Re: More RTF importer bug fixes and RFC (PATCH)

From: Robert Staudinger <robert.staudinger_at_gmail.com>
Date: Fri Jun 03 2005 - 14:09:10 CEST

Hi Roland,

this sounds very exciting!
Could you maybe create screenshots of editing chinese documents? If
the other developers agree we could put them on our website do
emphasize abi's capabilities.

Thanks,
- Rob

On 6/3/05, Roland Kay <roland.kay@ox.compsoc.net> wrote:
>
>
> Hi Guys,
>
> Here are two more RTF importer patches. They should be
> applied in the following order:
>
> 1, RTF-AltFontName-ver2.patch
> 2, RTF-warnings-2.patch
>
> The second one is very simple. It just fixes some warnings
> generated by declared but unused variables. One of these was
> introduced by my earlier patch. The other two are in the
> code that processes the \*\abirevision keyword. The code
> looks correct to me with the two unnecessary declarations
> removed. However, it might be an idea for whoever wrote that
> bit of code just to check.
>
>
> The first patch is a bit more involved. In Asia Microsoft
> Word exports RTF font tables like this:
>
> {\fonttbl
> {\f0\froman\fcharset0\fprq2{\*\panose ...}Times New Roman;}
> {\f17\fnil\fcharset134\fprq2{\*\panose ...}FZSongTi;}
> {\f18\fnil\fcharset134\fprq2{\*\panose ...}\'cb\'ce\'cc\'e5{\*\falt SimSun};}
> {\f19\fnil\fcharset134\fprq2{\*\panose ...}\'cb\'ce\'cc\'e5;}
> }
>
> NB: I've abbreviated the panose numbers.
>
> The third entry refers to a font whose name entirely made of
> Chinese characters (it's actually "SongTi") encoded in
> GB2312.
>
> Without the patch the importer ignores the first "\'" and
> then mistakes the first "cb" as the font name. It then
> ignores the rest. The result is that any Chinese font like
> this gets named with a two letter hex code, which looks
> pretty silly. Worse, since AbiWord subsequently find no font
> "cb" on the system all the Chinese characters come out as
> circles. The only way to view the document is then to
> "Select All" and choose a sensible font, which mucks up the
> formatting of the document.
>
> With the patch in place, the importer skips escaped hex
> sequences in the font names. If an alternative font name is
> given and the main font name is blank (either because it was
> really blank, or else because it had no ASCII characters)

**SUPPLIED RECORDS:**
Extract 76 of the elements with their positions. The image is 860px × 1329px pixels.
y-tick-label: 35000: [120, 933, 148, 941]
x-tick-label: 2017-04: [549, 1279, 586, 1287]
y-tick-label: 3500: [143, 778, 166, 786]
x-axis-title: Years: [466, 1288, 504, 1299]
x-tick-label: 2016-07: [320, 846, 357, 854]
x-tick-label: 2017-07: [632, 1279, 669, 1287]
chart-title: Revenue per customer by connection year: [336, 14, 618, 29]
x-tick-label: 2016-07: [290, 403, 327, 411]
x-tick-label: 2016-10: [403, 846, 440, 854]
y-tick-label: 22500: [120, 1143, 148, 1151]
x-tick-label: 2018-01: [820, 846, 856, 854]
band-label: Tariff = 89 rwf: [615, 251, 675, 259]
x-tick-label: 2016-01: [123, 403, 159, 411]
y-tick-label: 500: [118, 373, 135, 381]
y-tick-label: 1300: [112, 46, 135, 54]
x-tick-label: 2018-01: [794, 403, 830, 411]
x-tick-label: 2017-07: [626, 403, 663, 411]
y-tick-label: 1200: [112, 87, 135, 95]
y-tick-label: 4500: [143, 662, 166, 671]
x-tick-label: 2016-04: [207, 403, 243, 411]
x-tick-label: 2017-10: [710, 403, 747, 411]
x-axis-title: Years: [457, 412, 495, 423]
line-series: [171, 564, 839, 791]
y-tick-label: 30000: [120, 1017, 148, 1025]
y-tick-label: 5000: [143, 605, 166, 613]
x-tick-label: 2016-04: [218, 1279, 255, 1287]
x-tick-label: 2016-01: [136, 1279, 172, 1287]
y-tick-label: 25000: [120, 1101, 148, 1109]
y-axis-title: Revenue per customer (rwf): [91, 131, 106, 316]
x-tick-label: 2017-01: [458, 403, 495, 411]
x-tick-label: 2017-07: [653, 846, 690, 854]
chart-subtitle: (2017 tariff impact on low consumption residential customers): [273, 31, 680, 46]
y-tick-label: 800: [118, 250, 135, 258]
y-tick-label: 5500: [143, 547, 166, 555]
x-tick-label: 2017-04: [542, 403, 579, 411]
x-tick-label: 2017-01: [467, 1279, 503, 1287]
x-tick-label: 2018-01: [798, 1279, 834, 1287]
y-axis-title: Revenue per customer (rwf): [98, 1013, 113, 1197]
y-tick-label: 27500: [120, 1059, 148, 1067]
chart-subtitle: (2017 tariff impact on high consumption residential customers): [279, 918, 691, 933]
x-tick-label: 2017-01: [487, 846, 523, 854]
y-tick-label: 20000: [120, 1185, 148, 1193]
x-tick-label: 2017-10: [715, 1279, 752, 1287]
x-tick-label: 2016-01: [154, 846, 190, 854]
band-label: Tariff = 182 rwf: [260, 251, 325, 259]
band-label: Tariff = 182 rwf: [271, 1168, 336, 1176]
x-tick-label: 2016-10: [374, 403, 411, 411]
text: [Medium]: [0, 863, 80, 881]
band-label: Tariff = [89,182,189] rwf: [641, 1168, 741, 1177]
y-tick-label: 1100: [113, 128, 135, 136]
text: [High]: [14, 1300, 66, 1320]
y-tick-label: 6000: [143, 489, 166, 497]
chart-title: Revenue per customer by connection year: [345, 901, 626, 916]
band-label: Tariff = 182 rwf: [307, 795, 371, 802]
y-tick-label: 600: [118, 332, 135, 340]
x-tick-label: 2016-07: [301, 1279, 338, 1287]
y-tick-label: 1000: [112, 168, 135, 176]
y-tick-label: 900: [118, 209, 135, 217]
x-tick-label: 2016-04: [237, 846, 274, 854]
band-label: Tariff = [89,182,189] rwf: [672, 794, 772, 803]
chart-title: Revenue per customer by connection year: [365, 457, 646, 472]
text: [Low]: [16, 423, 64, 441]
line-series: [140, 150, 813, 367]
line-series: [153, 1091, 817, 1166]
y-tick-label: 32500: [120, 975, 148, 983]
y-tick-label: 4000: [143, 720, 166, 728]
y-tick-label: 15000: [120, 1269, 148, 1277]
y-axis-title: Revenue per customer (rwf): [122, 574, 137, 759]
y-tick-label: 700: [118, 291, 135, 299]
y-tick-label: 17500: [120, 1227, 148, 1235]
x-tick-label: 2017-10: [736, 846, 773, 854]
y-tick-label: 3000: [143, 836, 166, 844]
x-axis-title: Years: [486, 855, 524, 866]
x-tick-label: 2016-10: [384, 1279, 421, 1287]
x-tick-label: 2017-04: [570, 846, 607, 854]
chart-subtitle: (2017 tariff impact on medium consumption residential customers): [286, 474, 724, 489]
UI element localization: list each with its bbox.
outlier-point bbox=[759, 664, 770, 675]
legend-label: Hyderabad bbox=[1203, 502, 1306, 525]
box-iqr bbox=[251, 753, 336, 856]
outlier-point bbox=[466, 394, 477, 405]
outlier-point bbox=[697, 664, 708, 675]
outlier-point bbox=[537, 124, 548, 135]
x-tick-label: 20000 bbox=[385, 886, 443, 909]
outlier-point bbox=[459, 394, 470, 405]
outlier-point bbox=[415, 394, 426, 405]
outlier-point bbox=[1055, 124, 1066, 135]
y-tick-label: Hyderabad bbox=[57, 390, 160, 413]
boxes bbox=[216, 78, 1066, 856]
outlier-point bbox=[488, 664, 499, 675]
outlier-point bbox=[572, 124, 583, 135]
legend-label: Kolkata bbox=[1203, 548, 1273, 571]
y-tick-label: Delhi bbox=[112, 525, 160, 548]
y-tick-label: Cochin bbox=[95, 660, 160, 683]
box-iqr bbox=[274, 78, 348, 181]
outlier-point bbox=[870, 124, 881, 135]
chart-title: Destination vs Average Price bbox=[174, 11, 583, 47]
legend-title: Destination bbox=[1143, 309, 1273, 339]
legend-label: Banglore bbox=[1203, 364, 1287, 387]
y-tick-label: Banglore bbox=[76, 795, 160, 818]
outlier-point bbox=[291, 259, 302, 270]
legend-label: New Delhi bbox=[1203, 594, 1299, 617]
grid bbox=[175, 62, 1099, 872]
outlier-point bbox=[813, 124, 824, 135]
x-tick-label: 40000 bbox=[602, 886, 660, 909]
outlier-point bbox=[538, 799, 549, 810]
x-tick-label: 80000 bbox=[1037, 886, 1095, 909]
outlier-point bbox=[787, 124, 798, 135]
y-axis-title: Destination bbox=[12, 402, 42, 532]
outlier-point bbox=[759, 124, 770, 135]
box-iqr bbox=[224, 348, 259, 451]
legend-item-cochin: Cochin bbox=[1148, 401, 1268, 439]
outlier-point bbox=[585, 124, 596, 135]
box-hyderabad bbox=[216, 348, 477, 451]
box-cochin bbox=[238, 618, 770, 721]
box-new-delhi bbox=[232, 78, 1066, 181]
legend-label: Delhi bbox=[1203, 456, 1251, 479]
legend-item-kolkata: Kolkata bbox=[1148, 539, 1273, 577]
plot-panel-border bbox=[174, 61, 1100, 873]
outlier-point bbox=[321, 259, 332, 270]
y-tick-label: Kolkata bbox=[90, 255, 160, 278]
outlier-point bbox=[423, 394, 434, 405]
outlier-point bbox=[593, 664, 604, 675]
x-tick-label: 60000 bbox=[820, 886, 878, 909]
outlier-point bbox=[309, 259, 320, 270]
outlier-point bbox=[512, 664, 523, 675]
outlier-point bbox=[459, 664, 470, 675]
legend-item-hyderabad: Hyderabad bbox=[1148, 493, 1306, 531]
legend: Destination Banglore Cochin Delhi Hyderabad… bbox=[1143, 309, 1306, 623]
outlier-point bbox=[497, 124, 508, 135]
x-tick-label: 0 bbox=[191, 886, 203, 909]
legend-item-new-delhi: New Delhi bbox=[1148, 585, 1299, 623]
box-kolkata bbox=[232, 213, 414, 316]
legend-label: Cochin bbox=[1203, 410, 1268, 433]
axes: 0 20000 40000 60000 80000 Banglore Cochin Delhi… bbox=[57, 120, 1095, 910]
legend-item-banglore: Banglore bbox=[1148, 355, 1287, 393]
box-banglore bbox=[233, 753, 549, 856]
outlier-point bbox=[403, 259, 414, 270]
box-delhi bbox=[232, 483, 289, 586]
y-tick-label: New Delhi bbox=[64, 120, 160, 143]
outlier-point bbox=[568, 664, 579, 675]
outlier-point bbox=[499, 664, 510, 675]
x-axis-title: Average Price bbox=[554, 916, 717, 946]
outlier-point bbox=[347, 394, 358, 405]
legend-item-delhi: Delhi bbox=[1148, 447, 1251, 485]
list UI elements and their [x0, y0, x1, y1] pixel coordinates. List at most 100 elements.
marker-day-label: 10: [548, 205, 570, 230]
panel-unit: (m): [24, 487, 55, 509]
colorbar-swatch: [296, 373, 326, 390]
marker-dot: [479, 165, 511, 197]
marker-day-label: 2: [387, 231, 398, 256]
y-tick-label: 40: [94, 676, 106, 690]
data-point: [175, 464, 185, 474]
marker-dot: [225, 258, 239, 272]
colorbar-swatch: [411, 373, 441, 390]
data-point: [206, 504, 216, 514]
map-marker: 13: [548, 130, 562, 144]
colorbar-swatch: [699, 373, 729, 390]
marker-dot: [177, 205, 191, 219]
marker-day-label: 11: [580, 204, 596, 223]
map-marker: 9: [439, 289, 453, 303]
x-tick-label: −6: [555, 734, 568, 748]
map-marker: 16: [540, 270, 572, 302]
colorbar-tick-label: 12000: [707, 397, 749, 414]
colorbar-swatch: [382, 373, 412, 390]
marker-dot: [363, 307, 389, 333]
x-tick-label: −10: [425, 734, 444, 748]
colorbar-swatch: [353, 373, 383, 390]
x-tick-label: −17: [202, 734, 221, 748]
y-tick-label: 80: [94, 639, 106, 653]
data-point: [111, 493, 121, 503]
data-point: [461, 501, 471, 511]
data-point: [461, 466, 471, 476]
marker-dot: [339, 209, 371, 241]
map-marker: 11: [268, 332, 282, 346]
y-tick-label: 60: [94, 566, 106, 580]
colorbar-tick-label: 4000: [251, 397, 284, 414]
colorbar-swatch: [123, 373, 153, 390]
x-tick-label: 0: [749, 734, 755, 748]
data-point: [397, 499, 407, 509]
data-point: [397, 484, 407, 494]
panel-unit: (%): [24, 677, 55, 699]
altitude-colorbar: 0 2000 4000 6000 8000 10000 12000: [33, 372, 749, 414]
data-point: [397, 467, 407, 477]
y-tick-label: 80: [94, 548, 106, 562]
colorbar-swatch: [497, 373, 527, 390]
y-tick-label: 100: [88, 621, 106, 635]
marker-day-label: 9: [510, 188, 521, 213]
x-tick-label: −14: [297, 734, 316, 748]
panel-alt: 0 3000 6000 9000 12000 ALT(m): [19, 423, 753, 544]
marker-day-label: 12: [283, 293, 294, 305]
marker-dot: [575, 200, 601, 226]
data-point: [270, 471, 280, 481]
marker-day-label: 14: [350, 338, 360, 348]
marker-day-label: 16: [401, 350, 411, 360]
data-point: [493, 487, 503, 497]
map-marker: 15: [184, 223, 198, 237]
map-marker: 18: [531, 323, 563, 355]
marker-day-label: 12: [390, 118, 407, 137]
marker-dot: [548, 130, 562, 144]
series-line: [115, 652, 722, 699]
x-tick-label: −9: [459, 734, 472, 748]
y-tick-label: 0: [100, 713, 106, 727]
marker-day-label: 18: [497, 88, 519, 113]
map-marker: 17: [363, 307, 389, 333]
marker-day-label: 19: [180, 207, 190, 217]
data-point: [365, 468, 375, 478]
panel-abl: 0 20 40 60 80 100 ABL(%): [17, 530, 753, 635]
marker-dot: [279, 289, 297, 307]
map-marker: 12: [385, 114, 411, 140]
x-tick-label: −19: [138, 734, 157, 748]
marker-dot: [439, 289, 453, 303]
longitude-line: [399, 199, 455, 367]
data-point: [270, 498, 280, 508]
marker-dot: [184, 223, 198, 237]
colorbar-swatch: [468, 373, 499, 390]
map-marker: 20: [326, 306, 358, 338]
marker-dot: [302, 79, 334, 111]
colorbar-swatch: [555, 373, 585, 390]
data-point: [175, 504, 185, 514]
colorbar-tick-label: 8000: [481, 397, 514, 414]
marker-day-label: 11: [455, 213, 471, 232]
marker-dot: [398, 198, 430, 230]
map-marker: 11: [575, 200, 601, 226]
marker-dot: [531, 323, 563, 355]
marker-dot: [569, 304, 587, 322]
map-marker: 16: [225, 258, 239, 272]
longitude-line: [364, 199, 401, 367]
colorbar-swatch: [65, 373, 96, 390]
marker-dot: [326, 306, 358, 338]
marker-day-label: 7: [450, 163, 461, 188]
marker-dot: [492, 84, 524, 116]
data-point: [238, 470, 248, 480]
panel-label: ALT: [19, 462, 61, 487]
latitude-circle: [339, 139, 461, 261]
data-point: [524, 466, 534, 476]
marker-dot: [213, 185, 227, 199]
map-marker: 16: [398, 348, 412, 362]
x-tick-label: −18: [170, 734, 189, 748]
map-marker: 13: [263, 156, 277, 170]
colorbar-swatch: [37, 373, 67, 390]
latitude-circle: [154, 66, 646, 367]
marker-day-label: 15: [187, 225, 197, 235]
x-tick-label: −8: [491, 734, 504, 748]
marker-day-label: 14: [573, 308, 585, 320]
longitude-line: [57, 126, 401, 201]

**SET OF TASKS:**
a) What does the second patch in the RTF importer email fix?
b) Pick up the RTF importer email from its last line and write the next part.
The entries are not needed for anything asked here.

**ANSWERS PROVIDED:**
a) It fixes warnings generated by declared but unused variables.

b)
> then the importer substitutes the alternative fontname for
> the real one.
>
> The result is that if the exporting application bothers to
> give alternative fontname, Chinese fonts have sensible
> predictable names. Sadly, while MSWORD gives alternative font
> names for the most common CJK fonts, it doesn't do so for
> all. Thus, in the case of a font which only has a non-ASCII
> name the patch substitutes "UnknownUnicodeFontName".
>
>
> A fringe benefit is that the font table parser is more robust
> than before and will correctly handle strange, but
> apparently legal, entries like:
>
> {\f20\froman Times New {\*\unknowncommand Fibble!}Roman;}
>
> If you're running AbiWord on Linux, this doesn't solve the
> problem of Chinese characters being represented as circles
> because the names of the Chinese fonts are different from
> Windows. This, abi can't find "SimSun", in the case of the
> above example, either. I guess this might not be a problem
> on a Windows machine. However, since the Chinese fonts now
> have sensible names we can create a font alias for SimSun.
> Once this is done Chinese documents can be opened and
> displayed immediately. By aliasing UnknownUnicodeFontName
> to the most common font for their region the user can then
> display most of the documents they receive if if the
> exporting app doesn't give an alternative name.
>
> On Suse, these aliases can be made by adding the following
> to /etc/fonts/local.conf and then running fonts-config.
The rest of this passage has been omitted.